_STATED TASK:_
Format the lines below as a JSON list of strings, one string per line, leaving out blank lines.
--- start of TASK DATA ---
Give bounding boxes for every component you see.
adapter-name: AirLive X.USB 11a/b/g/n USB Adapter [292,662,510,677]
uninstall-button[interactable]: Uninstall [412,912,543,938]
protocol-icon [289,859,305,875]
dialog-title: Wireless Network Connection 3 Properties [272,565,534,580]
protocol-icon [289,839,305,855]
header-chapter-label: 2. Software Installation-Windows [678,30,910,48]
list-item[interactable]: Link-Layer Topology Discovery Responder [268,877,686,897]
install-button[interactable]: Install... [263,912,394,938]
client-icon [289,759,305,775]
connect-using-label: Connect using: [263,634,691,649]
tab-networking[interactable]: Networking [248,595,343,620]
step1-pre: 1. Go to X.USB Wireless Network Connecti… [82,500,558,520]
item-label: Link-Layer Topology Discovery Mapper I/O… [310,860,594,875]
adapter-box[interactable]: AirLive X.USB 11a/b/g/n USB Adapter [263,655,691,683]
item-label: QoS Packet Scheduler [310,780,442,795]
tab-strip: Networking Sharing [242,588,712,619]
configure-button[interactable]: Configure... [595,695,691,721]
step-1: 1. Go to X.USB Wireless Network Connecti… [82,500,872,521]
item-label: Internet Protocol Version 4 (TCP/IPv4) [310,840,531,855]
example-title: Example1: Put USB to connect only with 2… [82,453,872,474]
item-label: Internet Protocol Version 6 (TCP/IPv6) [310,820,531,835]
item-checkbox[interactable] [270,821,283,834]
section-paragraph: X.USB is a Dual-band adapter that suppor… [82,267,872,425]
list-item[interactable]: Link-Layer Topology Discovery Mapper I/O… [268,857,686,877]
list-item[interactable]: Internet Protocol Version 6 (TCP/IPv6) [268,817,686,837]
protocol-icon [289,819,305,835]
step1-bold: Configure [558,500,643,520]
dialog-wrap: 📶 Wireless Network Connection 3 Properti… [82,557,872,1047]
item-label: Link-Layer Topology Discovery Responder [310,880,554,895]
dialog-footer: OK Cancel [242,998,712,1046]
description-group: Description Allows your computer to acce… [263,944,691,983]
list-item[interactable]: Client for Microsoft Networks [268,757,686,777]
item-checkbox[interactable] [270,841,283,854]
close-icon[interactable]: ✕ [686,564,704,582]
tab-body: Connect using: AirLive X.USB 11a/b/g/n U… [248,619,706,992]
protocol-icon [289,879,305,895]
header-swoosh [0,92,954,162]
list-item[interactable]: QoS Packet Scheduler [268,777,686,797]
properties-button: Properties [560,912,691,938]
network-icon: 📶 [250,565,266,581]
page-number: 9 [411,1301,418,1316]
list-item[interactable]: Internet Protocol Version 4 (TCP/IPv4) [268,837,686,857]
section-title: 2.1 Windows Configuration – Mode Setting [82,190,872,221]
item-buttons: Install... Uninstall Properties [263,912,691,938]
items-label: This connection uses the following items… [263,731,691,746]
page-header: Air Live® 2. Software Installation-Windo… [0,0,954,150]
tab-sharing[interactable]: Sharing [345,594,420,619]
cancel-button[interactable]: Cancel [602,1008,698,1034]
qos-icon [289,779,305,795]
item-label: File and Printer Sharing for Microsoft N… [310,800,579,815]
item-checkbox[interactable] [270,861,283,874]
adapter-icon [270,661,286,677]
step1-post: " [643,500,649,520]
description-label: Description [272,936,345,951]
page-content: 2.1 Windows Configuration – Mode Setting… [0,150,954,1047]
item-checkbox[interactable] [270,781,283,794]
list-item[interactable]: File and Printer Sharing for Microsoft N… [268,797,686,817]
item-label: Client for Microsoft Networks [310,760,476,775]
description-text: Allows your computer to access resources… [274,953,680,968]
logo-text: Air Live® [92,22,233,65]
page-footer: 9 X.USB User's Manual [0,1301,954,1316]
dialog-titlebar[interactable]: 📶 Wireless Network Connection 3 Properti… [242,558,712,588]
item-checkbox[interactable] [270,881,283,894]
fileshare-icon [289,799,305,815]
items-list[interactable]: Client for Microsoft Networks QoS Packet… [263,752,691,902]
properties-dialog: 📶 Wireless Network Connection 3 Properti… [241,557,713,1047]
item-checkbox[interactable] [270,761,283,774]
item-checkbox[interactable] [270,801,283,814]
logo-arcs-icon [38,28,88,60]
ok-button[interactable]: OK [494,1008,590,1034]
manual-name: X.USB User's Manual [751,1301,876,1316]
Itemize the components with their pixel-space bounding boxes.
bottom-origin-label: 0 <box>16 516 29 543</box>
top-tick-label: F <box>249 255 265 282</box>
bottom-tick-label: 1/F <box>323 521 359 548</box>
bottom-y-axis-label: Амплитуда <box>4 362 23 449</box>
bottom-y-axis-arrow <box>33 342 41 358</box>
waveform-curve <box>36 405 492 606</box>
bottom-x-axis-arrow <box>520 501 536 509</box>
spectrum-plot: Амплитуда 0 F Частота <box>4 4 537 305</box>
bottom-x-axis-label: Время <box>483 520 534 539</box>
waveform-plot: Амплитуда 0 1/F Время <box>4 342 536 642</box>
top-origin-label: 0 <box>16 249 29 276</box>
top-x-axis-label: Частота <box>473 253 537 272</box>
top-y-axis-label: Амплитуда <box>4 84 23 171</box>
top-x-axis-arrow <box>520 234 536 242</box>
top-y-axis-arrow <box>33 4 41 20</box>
--- end of TASK DATA ---
_FULL RESPONSE:_
[
  "Give bounding boxes for every component you see.",
  "adapter-name: AirLive X.USB 11a/b/g/n USB Adapter [292,662,510,677]",
  "uninstall-button[interactable]: Uninstall [412,912,543,938]",
  "protocol-icon [289,859,305,875]",
  "dialog-title: Wireless Network Connection 3 Properties [272,565,534,580]",
  "protocol-icon [289,839,305,855]",
  "header-chapter-label: 2. Software Installation-Windows [678,30,910,48]",
  "list-item[interactable]: Link-Layer Topology Discovery Responder [268,877,686,897]",
  "install-button[interactable]: Install... [263,912,394,938]",
  "client-icon [289,759,305,775]",
  "connect-using-label: Connect using: [263,634,691,649]",
  "tab-networking[interactable]: Networking [248,595,343,620]",
  "step1-pre: 1. Go to X.USB Wireless Network Connecti… [82,500,558,520]",
  "item-label: Link-Layer Topology Discovery Mapper I/O… [310,860,594,875]",
  "adapter-box[interactable]: AirLive X.USB 11a/b/g/n USB Adapter [263,655,691,683]",
  "item-label: QoS Packet Scheduler [310,780,442,795]",
  "tab-strip: Networking Sharing [242,588,712,619]",
  "configure-button[interactable]: Configure... [595,695,691,721]",
  "step-1: 1. Go to X.USB Wireless Network Connecti… [82,500,872,521]",
  "item-label: Internet Protocol Version 4 (TCP/IPv4) [310,840,531,855]",
  "example-title: Example1: Put USB to connect only with 2… [82,453,872,474]",
  "item-label: Internet Protocol Version 6 (TCP/IPv6) [310,820,531,835]",
  "item-checkbox[interactable] [270,821,283,834]",
  "section-paragraph: X.USB is a Dual-band adapter that suppor… [82,267,872,425]",
  "list-item[interactable]: Link-Layer Topology Discovery Mapper I/O… [268,857,686,877]",
  "list-item[interactable]: Internet Protocol Version 6 (TCP/IPv6) [268,817,686,837]",
  "protocol-icon [289,819,305,835]",
  "step1-bold: Configure [558,500,643,520]",
  "dialog-wrap: 📶 Wireless Network Connection 3 Properti… [82,557,872,1047]",
  "item-label: Link-Layer Topology Discovery Responder [310,880,554,895]",
  "dialog-footer: OK Cancel [242,998,712,1046]",
  "description-group: Description Allows your computer to acce… [263,944,691,983]",
  "list-item[interactable]: Client for Microsoft Networks [268,757,686,777]",
  "item-checkbox[interactable] [270,841,283,854]",
  "close-icon[interactable]: ✕ [686,564,704,582]",
  "tab-body: Connect using: AirLive X.USB 11a/b/g/n U… [248,619,706,992]",
  "protocol-icon [289,879,305,895]",
  "header-swoosh [0,92,954,162]",
  "list-item[interactable]: QoS Packet Scheduler [268,777,686,797]",
  "properties-button: Properties [560,912,691,938]",
  "network-icon: 📶 [250,565,266,581]",
  "page-number: 9 [411,1301,418,1316]",
  "list-item[interactable]: Internet Protocol Version 4 (TCP/IPv4) [268,837,686,857]",
  "section-title: 2.1 Windows Configuration – Mode Setting [82,190,872,221]",
  "item-buttons: Install... Uninstall Properties [263,912,691,938]",
  "items-label: This connection uses the following items… [263,731,691,746]",
  "page-header: Air Live® 2. Software Installation-Windo… [0,0,954,150]",
  "tab-sharing[interactable]: Sharing [345,594,420,619]",
  "cancel-button[interactable]: Cancel [602,1008,698,1034]",
  "qos-icon [289,779,305,795]",
  "item-label: File and Printer Sharing for Microsoft N… [310,800,579,815]",
  "item-checkbox[interactable] [270,861,283,874]",
  "adapter-icon [270,661,286,677]",
  "step1-post: \" [643,500,649,520]",
  "description-label: Description [272,936,345,951]",
  "page-content: 2.1 Windows Configuration – Mode Setting… [0,150,954,1047]",
  "item-checkbox[interactable] [270,781,283,794]",
  "list-item[interactable]: File and Printer Sharing for Microsoft N… [268,797,686,817]",
  "item-label: Client for Microsoft Networks [310,760,476,775]",
  "description-text: Allows your computer to access resources… [274,953,680,968]",
  "logo-text: Air Live® [92,22,233,65]",
  "page-footer: 9 X.USB User's Manual [0,1301,954,1316]",
  "dialog-titlebar[interactable]: 📶 Wireless Network Connection 3 Properti… [242,558,712,588]",
  "item-checkbox[interactable] [270,881,283,894]",
  "fileshare-icon [289,799,305,815]",
  "items-list[interactable]: Client for Microsoft Networks QoS Packet… [263,752,691,902]",
  "properties-dialog: 📶 Wireless Network Connection 3 Properti… [241,557,713,1047]",
  "item-checkbox[interactable] [270,761,283,774]",
  "item-checkbox[interactable] [270,801,283,814]",
  "logo-arcs-icon [38,28,88,60]",
  "ok-button[interactable]: OK [494,1008,590,1034]",
  "manual-name: X.USB User's Manual [751,1301,876,1316]",
  "Itemize the components with their pixel-space bounding boxes.",
  "bottom-origin-label: 0 <box>16 516 29 543</box>",
  "top-tick-label: F <box>249 255 265 282</box>",
  "bottom-tick-label: 1/F <box>323 521 359 548</box>",
  "bottom-y-axis-label: Амплитуда <box>4 362 23 449</box>",
  "bottom-y-axis-arrow <box>33 342 41 358</box>",
  "waveform-curve <box>36 405 492 606</box>",
  "bottom-x-axis-arrow <box>520 501 536 509</box>",
  "spectrum-plot: Амплитуда 0 F Частота <box>4 4 537 305</box>",
  "bottom-x-axis-label: Время <box>483 520 534 539</box>",
  "waveform-plot: Амплитуда 0 1/F Время <box>4 342 536 642</box>",
  "top-origin-label: 0 <box>16 249 29 276</box>",
  "top-x-axis-label: Частота <box>473 253 537 272</box>",
  "top-y-axis-label: Амплитуда <box>4 84 23 171</box>",
  "top-x-axis-arrow <box>520 234 536 242</box>",
  "top-y-axis-arrow <box>33 4 41 20</box>"
]